> [PROBLEM DESCRIPTION] List, from the lines below, each one with "model" in it.
Begin MATERIAL FOR THIS EXERCISE
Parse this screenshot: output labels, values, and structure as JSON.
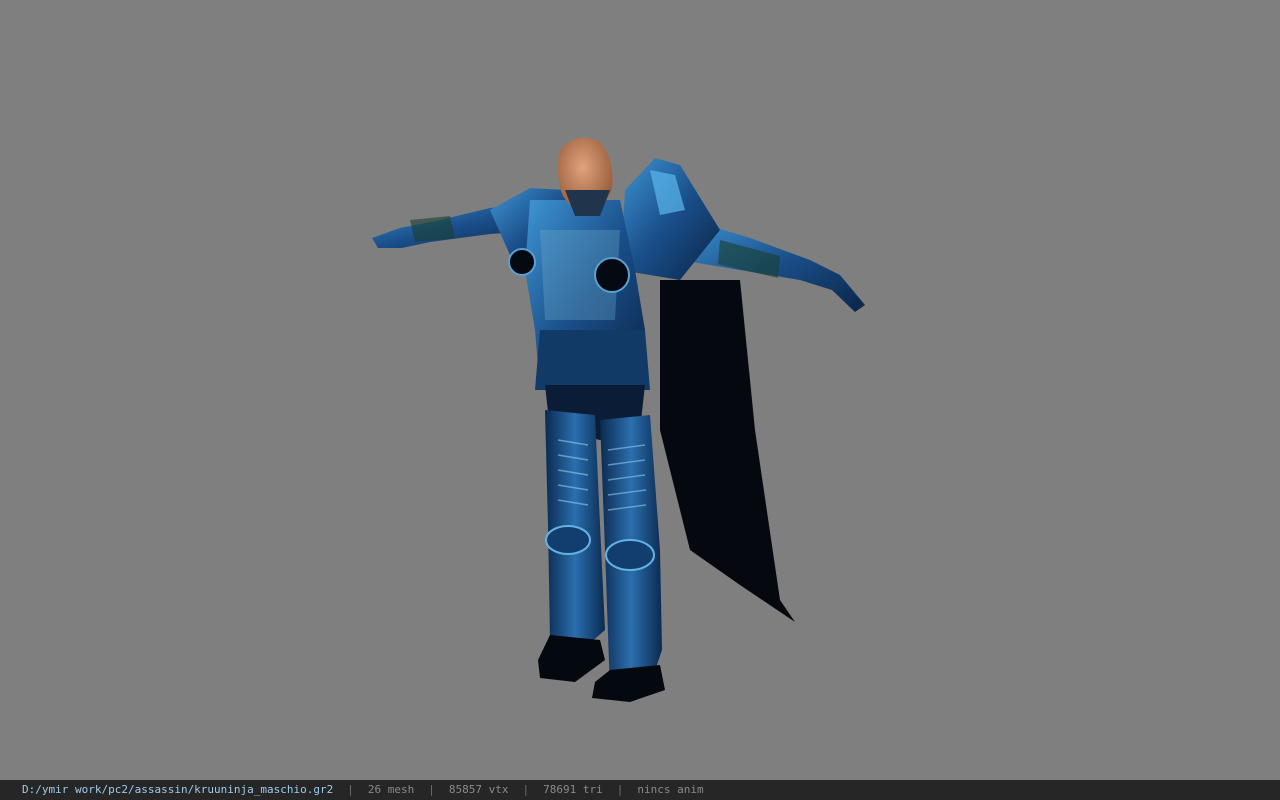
{
  "viewer": {
    "model": {
      "name": "kruuninja_maschio",
      "description_icon": "armored-character-model",
      "colors": {
        "background": "#7f7f7f",
        "armor_dark": "#0a2a4e",
        "armor_mid": "#1c5b9a",
        "armor_light": "#4aa5e0",
        "cape": "#050a12",
        "skin": "#c98a62"
      }
    }
  },
  "statusbar": {
    "path": "D:/ymir work/pc2/assassin/kruuninja_maschio.gr2",
    "separator": "|",
    "mesh": "26 mesh",
    "vtx": "85857 vtx",
    "tri": "78691 tri",
    "anim": "nincs anim"
  }
}
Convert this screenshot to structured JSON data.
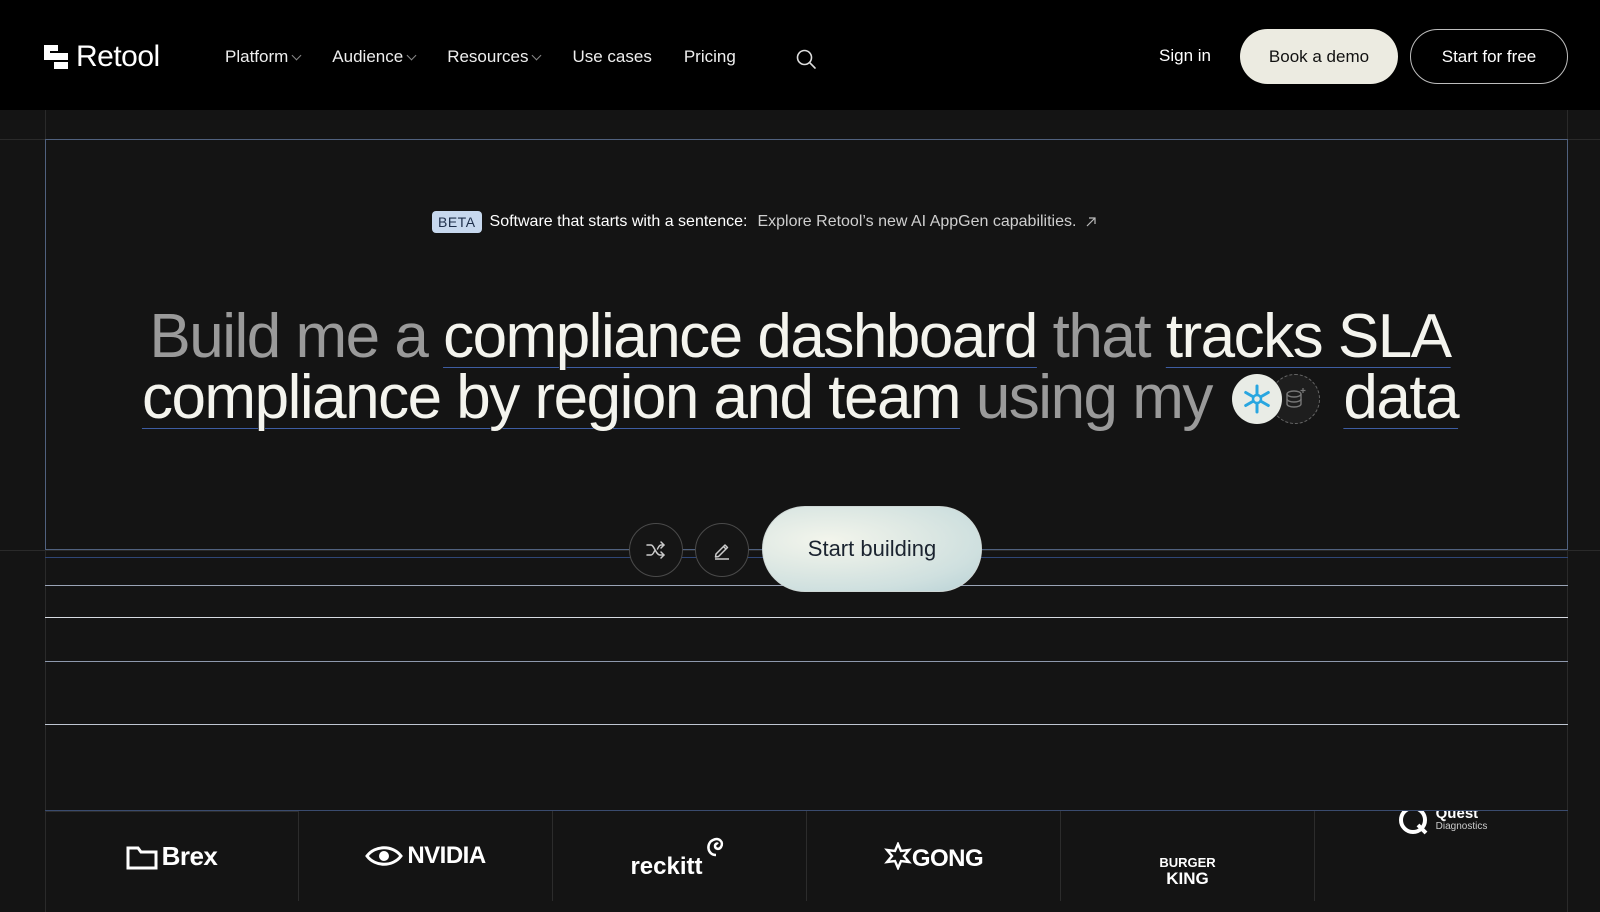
{
  "nav": {
    "brand": "Retool",
    "menu": [
      {
        "label": "Platform",
        "has_dropdown": true
      },
      {
        "label": "Audience",
        "has_dropdown": true
      },
      {
        "label": "Resources",
        "has_dropdown": true
      },
      {
        "label": "Use cases",
        "has_dropdown": false
      },
      {
        "label": "Pricing",
        "has_dropdown": false
      }
    ],
    "search_icon": "search-icon",
    "sign_in": "Sign in",
    "book_demo": "Book a demo",
    "start_free": "Start for free"
  },
  "banner": {
    "badge": "BETA",
    "text": "Software that starts with a sentence:",
    "link": "Explore Retool’s new AI AppGen capabilities."
  },
  "headline": {
    "w1": "Build me a",
    "w2": "compliance dashboard",
    "w3": "that",
    "w4": "tracks SLA",
    "w5": "compliance by region and team",
    "w6": "using my",
    "w7": "data"
  },
  "controls": {
    "shuffle_icon": "shuffle-icon",
    "edit_icon": "pencil-icon",
    "start_building": "Start building"
  },
  "customers": {
    "brex": "Brex",
    "nvidia": "NVIDIA",
    "reckitt": "reckitt",
    "gong": "GONG",
    "burger_king_top": "BURGER",
    "burger_king_bottom": "KING",
    "quest": "Quest",
    "quest_sub": "Diagnostics"
  },
  "colors": {
    "nav_bg": "#000000",
    "page_bg": "#141414",
    "accent_underline": "#3e5da2",
    "demo_button": "#ecebe1"
  }
}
End MATERIAL FOR THIS EXERCISE
> [COMPLETED TASK]
    "model": {
      "description_icon": "armored-character-model",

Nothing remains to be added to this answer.